■ **GIVEN PROBLEM**:
Look for "Read all visible content and emit it as JSON." in the listing below, then copy exactly the line it appears in and all lines after it to the end, and nothing more.

####

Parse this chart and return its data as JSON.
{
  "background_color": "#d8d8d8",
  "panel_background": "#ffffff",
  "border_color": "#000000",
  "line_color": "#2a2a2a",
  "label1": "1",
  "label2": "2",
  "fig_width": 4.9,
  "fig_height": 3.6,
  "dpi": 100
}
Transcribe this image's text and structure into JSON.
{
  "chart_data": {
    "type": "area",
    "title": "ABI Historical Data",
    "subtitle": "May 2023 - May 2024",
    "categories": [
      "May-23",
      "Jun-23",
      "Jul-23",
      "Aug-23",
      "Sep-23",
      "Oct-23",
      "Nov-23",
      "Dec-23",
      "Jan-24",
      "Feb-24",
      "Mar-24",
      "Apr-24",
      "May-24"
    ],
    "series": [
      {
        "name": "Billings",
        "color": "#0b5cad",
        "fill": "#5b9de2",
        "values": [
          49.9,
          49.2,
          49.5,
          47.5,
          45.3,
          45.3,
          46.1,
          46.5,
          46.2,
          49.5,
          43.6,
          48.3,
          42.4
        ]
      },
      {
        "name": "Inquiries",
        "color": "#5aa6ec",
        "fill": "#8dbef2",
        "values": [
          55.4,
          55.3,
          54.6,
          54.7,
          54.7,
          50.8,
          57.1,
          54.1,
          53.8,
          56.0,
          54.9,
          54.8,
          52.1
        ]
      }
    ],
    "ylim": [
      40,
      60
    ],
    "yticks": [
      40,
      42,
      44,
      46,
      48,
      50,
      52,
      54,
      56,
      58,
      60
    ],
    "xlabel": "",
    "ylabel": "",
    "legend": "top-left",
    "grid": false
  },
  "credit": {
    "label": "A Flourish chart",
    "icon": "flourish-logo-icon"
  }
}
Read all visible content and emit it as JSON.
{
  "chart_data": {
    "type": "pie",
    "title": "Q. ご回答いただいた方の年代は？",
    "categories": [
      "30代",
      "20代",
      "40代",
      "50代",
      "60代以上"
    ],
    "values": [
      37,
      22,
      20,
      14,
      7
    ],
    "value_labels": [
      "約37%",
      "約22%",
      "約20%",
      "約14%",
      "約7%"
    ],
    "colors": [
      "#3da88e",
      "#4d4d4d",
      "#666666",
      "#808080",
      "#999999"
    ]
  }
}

####

■ **SOLUTION TO THIS TASK**:
Read all visible content and emit it as JSON.
{
  "chart_data": {
    "type": "pie",
    "title": "Q. ご回答いただいた方の年代は？",
    "categories": [
      "30代",
      "20代",
      "40代",
      "50代",
      "60代以上"
    ],
    "values": [
      37,
      22,
      20,
      14,
      7
    ],
    "value_labels": [
      "約37%",
      "約22%",
      "約20%",
      "約14%",
      "約7%"
    ],
    "colors": [
      "#3da88e",
      "#4d4d4d",
      "#666666",
      "#808080",
      "#999999"
    ]
  }
}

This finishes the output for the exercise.